TASK GOAL: Below are some records. Quote exactly the lines from the one that contains "What does this" through the last, both included, and leave out the pictures.

DATA ENTRIES:

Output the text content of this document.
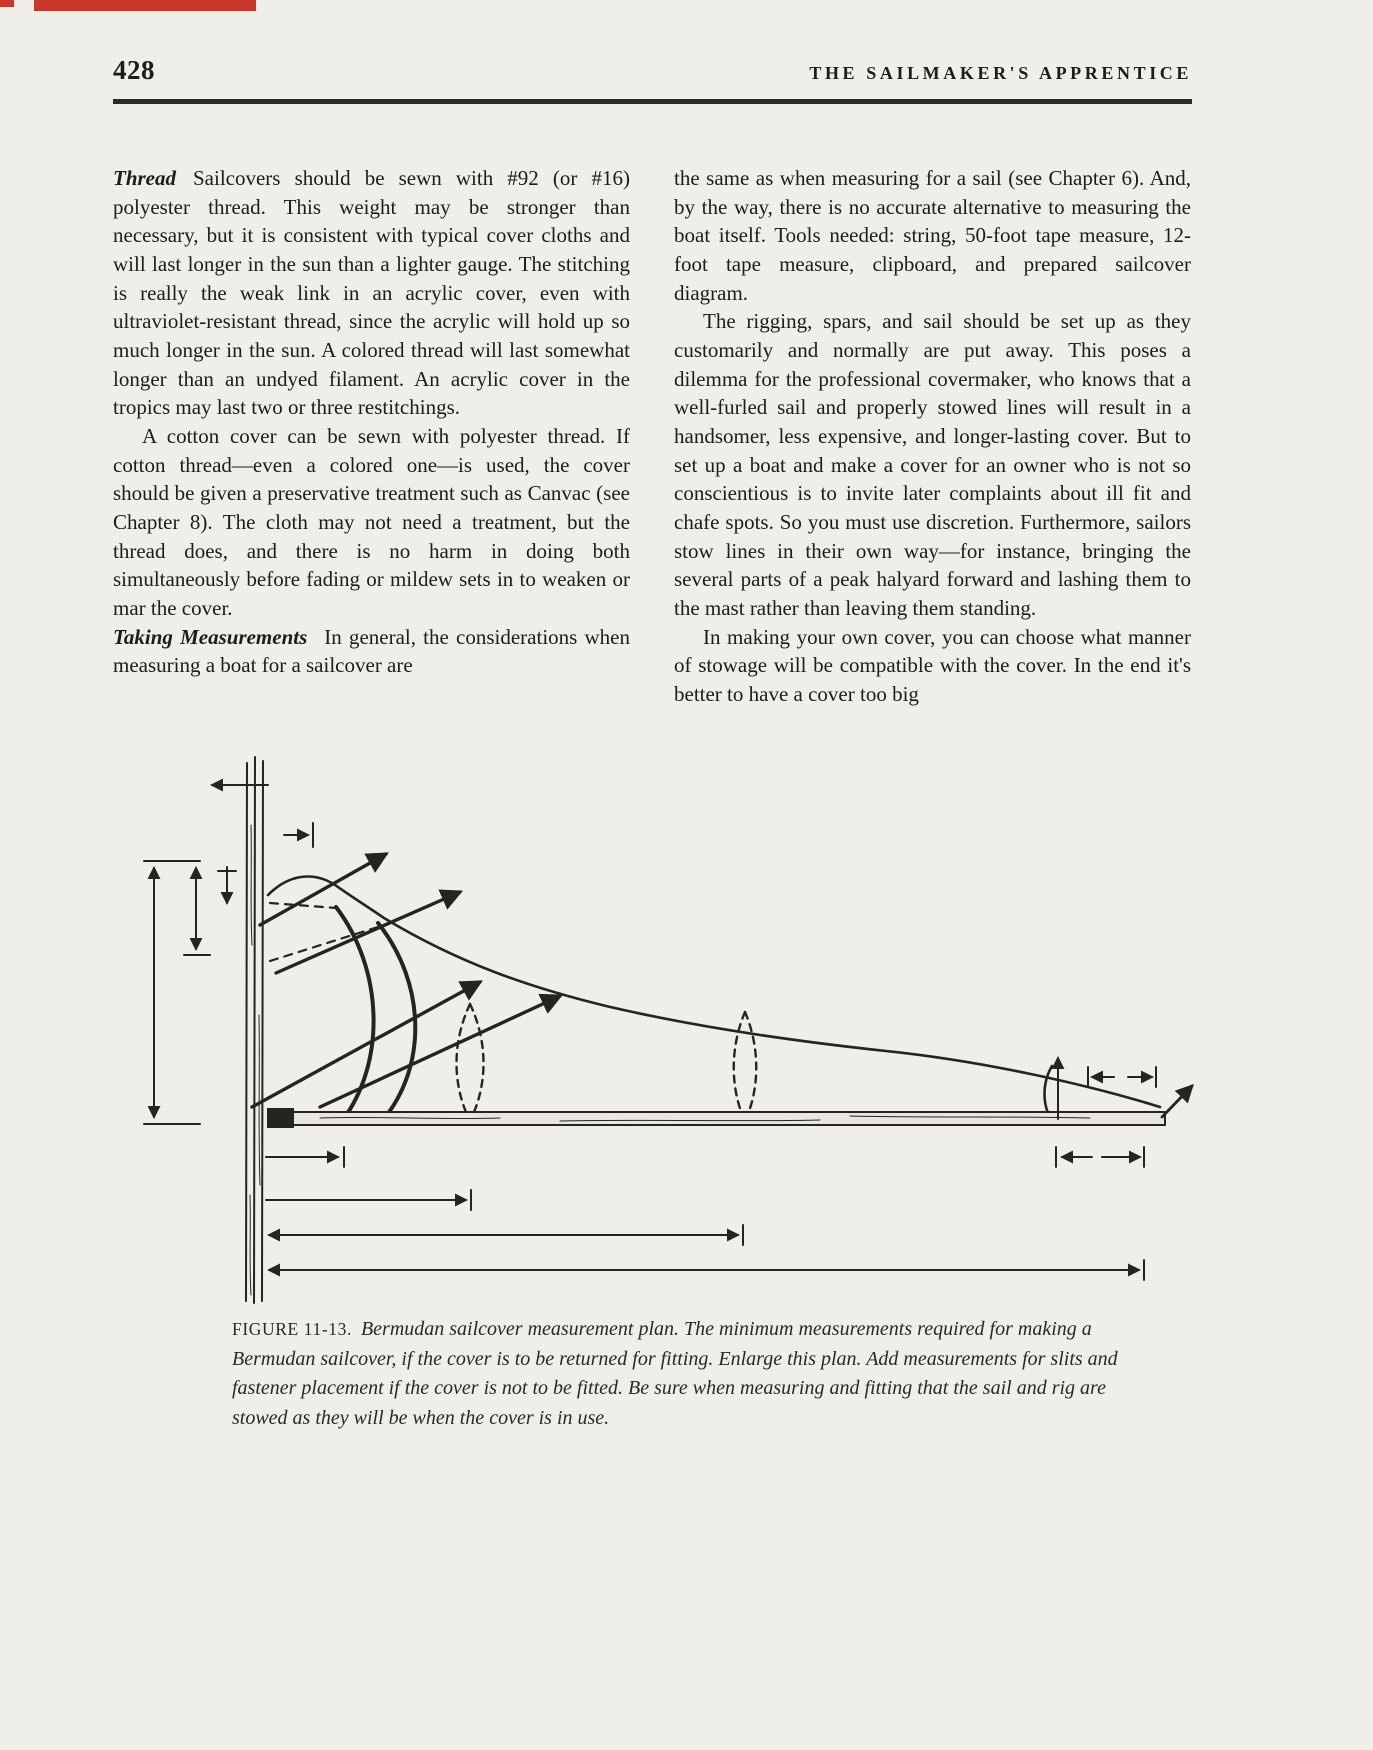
428	THE SAILMAKER'S APPRENTICE

Thread Sailcovers should be sewn with #92 (or #16) polyester thread. This weight may be stronger than necessary, but it is consistent with typical cover cloths and will last longer in the sun than a lighter gauge. The stitching is really the weak link in an acrylic cover, even with ultraviolet-resistant thread, since the acrylic will hold up so much longer in the sun. A colored thread will last somewhat longer than an undyed filament. An acrylic cover in the tropics may last two or three restitchings.

A cotton cover can be sewn with polyester thread. If cotton thread—even a colored one—is used, the cover should be given a preservative treatment such as Canvac (see Chapter 8). The cloth may not need a treatment, but the thread does, and there is no harm in doing both simultaneously before fading or mildew sets in to weaken or mar the cover.

Taking Measurements In general, the considerations when measuring a boat for a sailcover are

the same as when measuring for a sail (see Chapter 6). And, by the way, there is no accurate alternative to measuring the boat itself. Tools needed: string, 50-foot tape measure, 12-foot tape measure, clipboard, and prepared sailcover diagram.

The rigging, spars, and sail should be set up as they customarily and normally are put away. This poses a dilemma for the professional covermaker, who knows that a well-furled sail and properly stowed lines will result in a handsomer, less expensive, and longer-lasting cover. But to set up a boat and make a cover for an owner who is not so conscientious is to invite later complaints about ill fit and chafe spots. So you must use discretion. Furthermore, sailors stow lines in their own way—for instance, bringing the several parts of a peak halyard forward and lashing them to the mast rather than leaving them standing.

In making your own cover, you can choose what manner of stowage will be compatible with the cover. In the end it's better to have a cover too big

FIGURE 11-13. Bermudan sailcover measurement plan. The minimum measurements required for making a Bermudan sailcover, if the cover is to be returned for fitting. Enlarge this plan. Add measurements for slits and fastener placement if the cover is not to be fitted. Be sure when measuring and fitting that the sail and rig are stowed as they will be when the cover is in use.
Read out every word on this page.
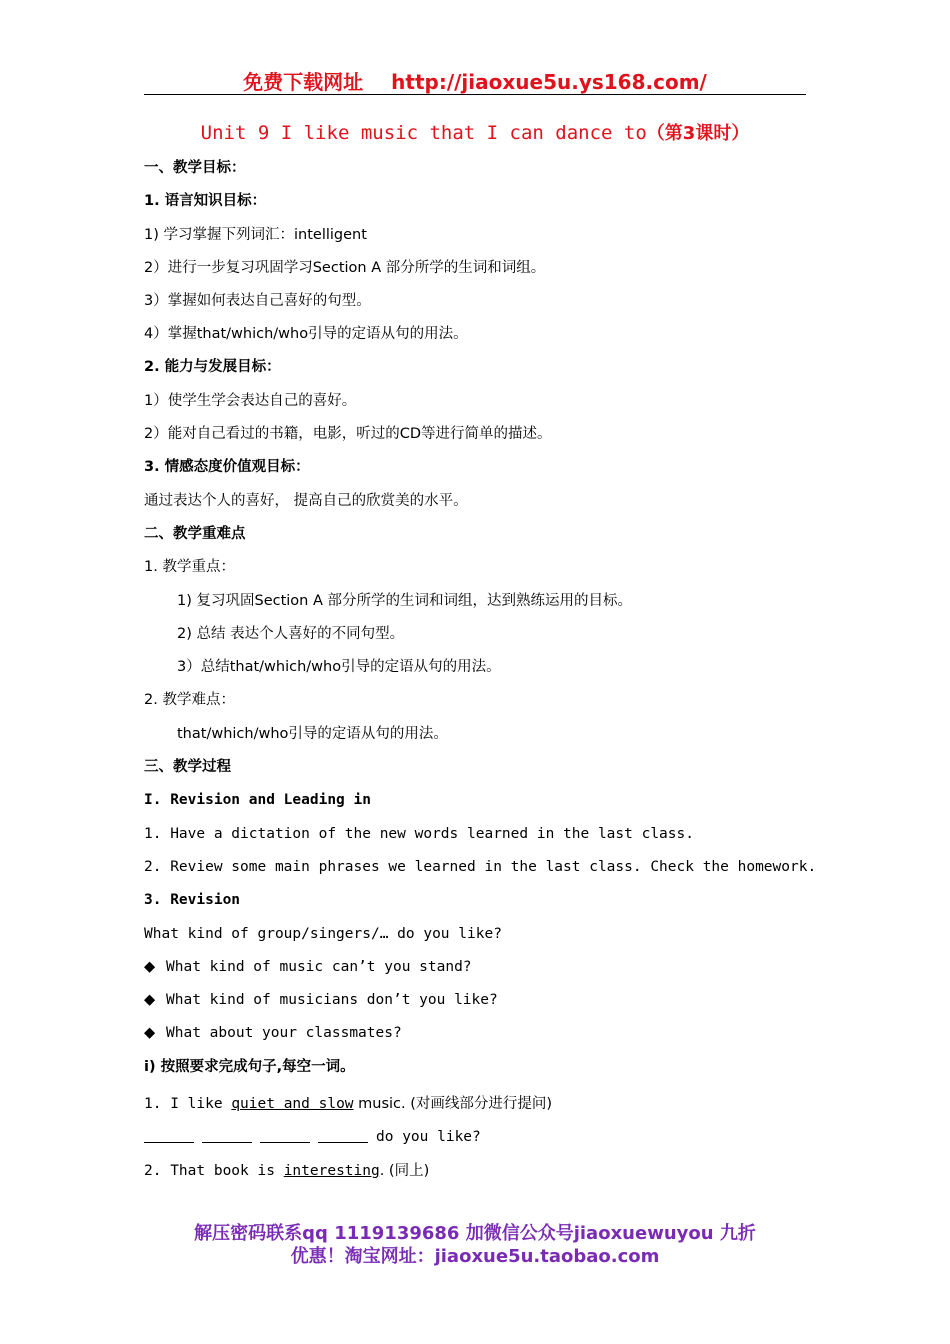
免费下载网址 http://jiaoxue5u.ys168.com/
Unit 9 I like music that I can dance to（第3课时）
一、教学目标：
1. 语言知识目标：
1) 学习掌握下列词汇：intelligent
2）进行一步复习巩固学习Section A 部分所学的生词和词组。
3）掌握如何表达自己喜好的句型。
4）掌握that/which/who引导的定语从句的用法。
2. 能力与发展目标：
1）使学生学会表达自己的喜好。
2）能对自己看过的书籍，电影，听过的CD等进行简单的描述。
3. 情感态度价值观目标：
通过表达个人的喜好， 提高自己的欣赏美的水平。
二、教学重难点
1. 教学重点：
1) 复习巩固Section A 部分所学的生词和词组，达到熟练运用的目标。
2) 总结 表达个人喜好的不同句型。
3）总结that/which/who引导的定语从句的用法。
2. 教学难点：
that/which/who引导的定语从句的用法。
三、教学过程
I. Revision and Leading in
1. Have a dictation of the new words learned in the last class.
2. Review some main phrases we learned in the last class. Check the homework.
3. Revision
What kind of group/singers/… do you like?
◆ What kind of music can’t you stand?
◆ What kind of musicians don’t you like?
◆ What about your classmates?
i) 按照要求完成句子,每空一词。
1. I like quiet and slow music. (对画线部分进行提问)
do you like?
2. That book is interesting. (同上)
解压密码联系qq 1119139686 加微信公众号jiaoxuewuyou 九折
优惠！淘宝网址：jiaoxue5u.taobao.com
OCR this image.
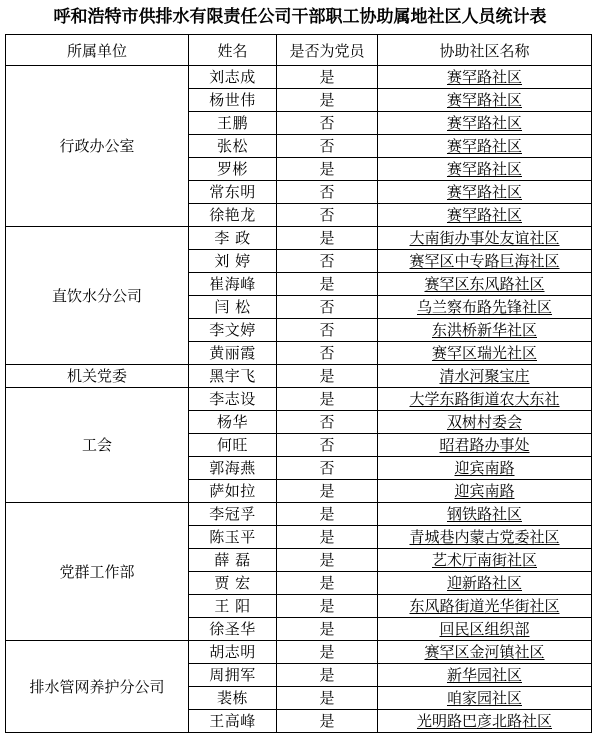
呼和浩特市供排水有限责任公司干部职工协助属地社区人员统计表
所属单位	姓名	是否为党员	协助社区名称
行政办公室	刘志成	是	赛罕路社区
	杨世伟	是	赛罕路社区
	王鹏	否	赛罕路社区
	张松	否	赛罕路社区
	罗彬	是	赛罕路社区
	常东明	否	赛罕路社区
	徐艳龙	否	赛罕路社区
直饮水分公司	李 政	是	大南街办事处友谊社区
	刘 婷	否	赛罕区中专路巨海社区
	崔海峰	是	赛罕区东风路社区
	闫 松	否	乌兰察布路先锋社区
	李文婷	否	东洪桥新华社区
	黄丽霞	否	赛罕区瑞光社区
机关党委	黑宇飞	是	清水河聚宝庄
工会	李志设	是	大学东路街道农大东社
	杨华	否	双树村委会
	何旺	否	昭君路办事处
	郭海燕	否	迎宾南路
	萨如拉	是	迎宾南路
党群工作部	李冠孚	是	钢铁路社区
	陈玉平	是	青城巷内蒙古党委社区
	薛 磊	是	艺术厅南街社区
	贾 宏	是	迎新路社区
	王 阳	是	东风路街道光华街社区
	徐圣华	是	回民区组织部
排水管网养护分公司	胡志明	是	赛罕区金河镇社区
	周拥军	是	新华园社区
	裴栋	是	咱家园社区
	王高峰	是	光明路巴彦北路社区
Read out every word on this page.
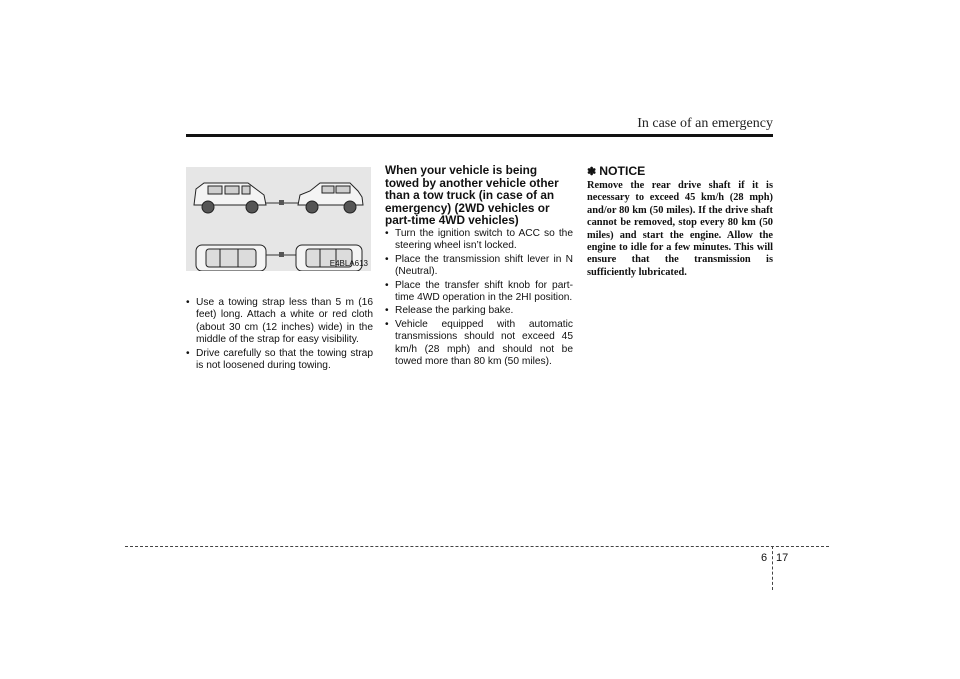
In case of an emergency
E4BLA613
• Use a towing strap less than 5 m (16 feet) long. Attach a white or red cloth (about 30 cm (12 inches) wide) in the middle of the strap for easy visibility.
• Drive carefully so that the towing strap is not loosened during towing.
When your vehicle is being towed by another vehicle other than a tow truck (in case of an emergency) (2WD vehicles or part-time 4WD vehicles)
• Turn the ignition switch to ACC so the steering wheel isn’t locked.
• Place the transmission shift lever in N (Neutral).
• Place the transfer shift knob for part-time 4WD operation in the 2HI position.
• Release the parking bake.
• Vehicle equipped with automatic transmissions should not exceed 45 km/h (28 mph) and should not be towed more than 80 km (50 miles).
✽ NOTICE
Remove the rear drive shaft if it is necessary to exceed 45 km/h (28 mph) and/or 80 km (50 miles). If the drive shaft cannot be removed, stop every 80 km (50 miles) and start the engine. Allow the engine to idle for a few minutes. This will ensure that the transmission is sufficiently lubricated.
6 17
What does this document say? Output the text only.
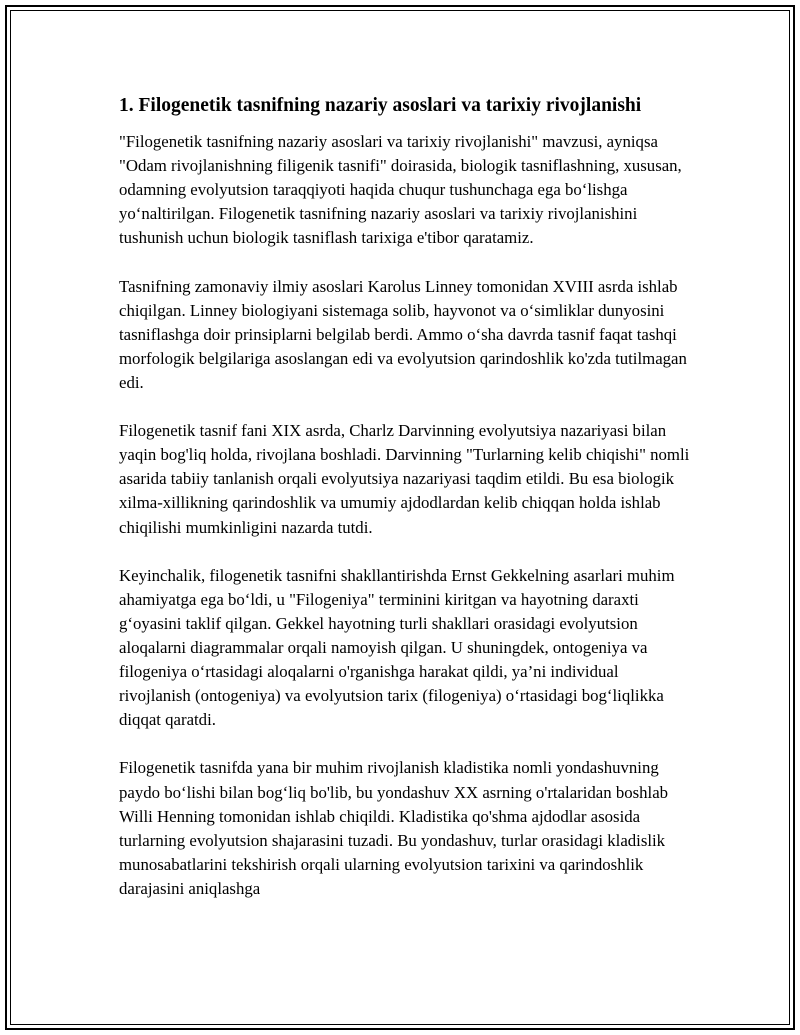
1. Filogenetik tasnifning nazariy asoslari va tarixiy rivojlanishi

"Filogenetik tasnifning nazariy asoslari va tarixiy rivojlanishi" mavzusi, ayniqsa "Odam rivojlanishning filigenik tasnifi" doirasida, biologik tasniflashning, xususan, odamning evolyutsion taraqqiyoti haqida chuqur tushunchaga ega bo‘lishga yo‘naltirilgan. Filogenetik tasnifning nazariy asoslari va tarixiy rivojlanishini tushunish uchun biologik tasniflash tarixiga e'tibor qaratamiz.

Tasnifning zamonaviy ilmiy asoslari Karolus Linney tomonidan XVIII asrda ishlab chiqilgan. Linney biologiyani sistemaga solib, hayvonot va o‘simliklar dunyosini tasniflashga doir prinsiplarni belgilab berdi. Ammo o‘sha davrda tasnif faqat tashqi morfologik belgilariga asoslangan edi va evolyutsion qarindoshlik ko'zda tutilmagan edi.

Filogenetik tasnif fani XIX asrda, Charlz Darvinning evolyutsiya nazariyasi bilan yaqin bog'liq holda, rivojlana boshladi. Darvinning "Turlarning kelib chiqishi" nomli asarida tabiiy tanlanish orqali evolyutsiya nazariyasi taqdim etildi. Bu esa biologik xilma-xillikning qarindoshlik va umumiy ajdodlardan kelib chiqqan holda ishlab chiqilishi mumkinligini nazarda tutdi.

Keyinchalik, filogenetik tasnifni shakllantirishda Ernst Gekkelning asarlari muhim ahamiyatga ega bo‘ldi, u "Filogeniya" terminini kiritgan va hayotning daraxti g‘oyasini taklif qilgan. Gekkel hayotning turli shakllari orasidagi evolyutsion aloqalarni diagrammalar orqali namoyish qilgan. U shuningdek, ontogeniya va filogeniya o‘rtasidagi aloqalarni o'rganishga harakat qildi, ya’ni individual rivojlanish (ontogeniya) va evolyutsion tarix (filogeniya) o‘rtasidagi bog‘liqlikka diqqat qaratdi.

Filogenetik tasnifda yana bir muhim rivojlanish kladistika nomli yondashuvning paydo bo‘lishi bilan bog‘liq bo'lib, bu yondashuv XX asrning o'rtalaridan boshlab Willi Henning tomonidan ishlab chiqildi. Kladistika qo'shma ajdodlar asosida turlarning evolyutsion shajarasini tuzadi. Bu yondashuv, turlar orasidagi kladislik munosabatlarini tekshirish orqali ularning evolyutsion tarixini va qarindoshlik darajasini aniqlashga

CORRECT OUTPUT:
What does this document say? Output the text only.
1. Filogenetik tasnifning nazariy asoslari va tarixiy rivojlanishi

"Filogenetik tasnifning nazariy asoslari va tarixiy rivojlanishi" mavzusi, ayniqsa "Odam rivojlanishning filigenik tasnifi" doirasida, biologik tasniflashning, xususan, odamning evolyutsion taraqqiyoti haqida chuqur tushunchaga ega bo‘lishga yo‘naltirilgan. Filogenetik tasnifning nazariy asoslari va tarixiy rivojlanishini tushunish uchun biologik tasniflash tarixiga e'tibor qaratamiz.

Tasnifning zamonaviy ilmiy asoslari Karolus Linney tomonidan XVIII asrda ishlab chiqilgan. Linney biologiyani sistemaga solib, hayvonot va o‘simliklar dunyosini tasniflashga doir prinsiplarni belgilab berdi. Ammo o‘sha davrda tasnif faqat tashqi morfologik belgilariga asoslangan edi va evolyutsion qarindoshlik ko'zda tutilmagan edi.

Filogenetik tasnif fani XIX asrda, Charlz Darvinning evolyutsiya nazariyasi bilan yaqin bog'liq holda, rivojlana boshladi. Darvinning "Turlarning kelib chiqishi" nomli asarida tabiiy tanlanish orqali evolyutsiya nazariyasi taqdim etildi. Bu esa biologik xilma-xillikning qarindoshlik va umumiy ajdodlardan kelib chiqqan holda ishlab chiqilishi mumkinligini nazarda tutdi.

Keyinchalik, filogenetik tasnifni shakllantirishda Ernst Gekkelning asarlari muhim ahamiyatga ega bo‘ldi, u "Filogeniya" terminini kiritgan va hayotning daraxti g‘oyasini taklif qilgan. Gekkel hayotning turli shakllari orasidagi evolyutsion aloqalarni diagrammalar orqali namoyish qilgan. U shuningdek, ontogeniya va filogeniya o‘rtasidagi aloqalarni o'rganishga harakat qildi, ya’ni individual rivojlanish (ontogeniya) va evolyutsion tarix (filogeniya) o‘rtasidagi bog‘liqlikka diqqat qaratdi.

Filogenetik tasnifda yana bir muhim rivojlanish kladistika nomli yondashuvning paydo bo‘lishi bilan bog‘liq bo'lib, bu yondashuv XX asrning o'rtalaridan boshlab Willi Henning tomonidan ishlab chiqildi. Kladistika qo'shma ajdodlar asosida turlarning evolyutsion shajarasini tuzadi. Bu yondashuv, turlar orasidagi kladislik munosabatlarini tekshirish orqali ularning evolyutsion tarixini va qarindoshlik darajasini aniqlashga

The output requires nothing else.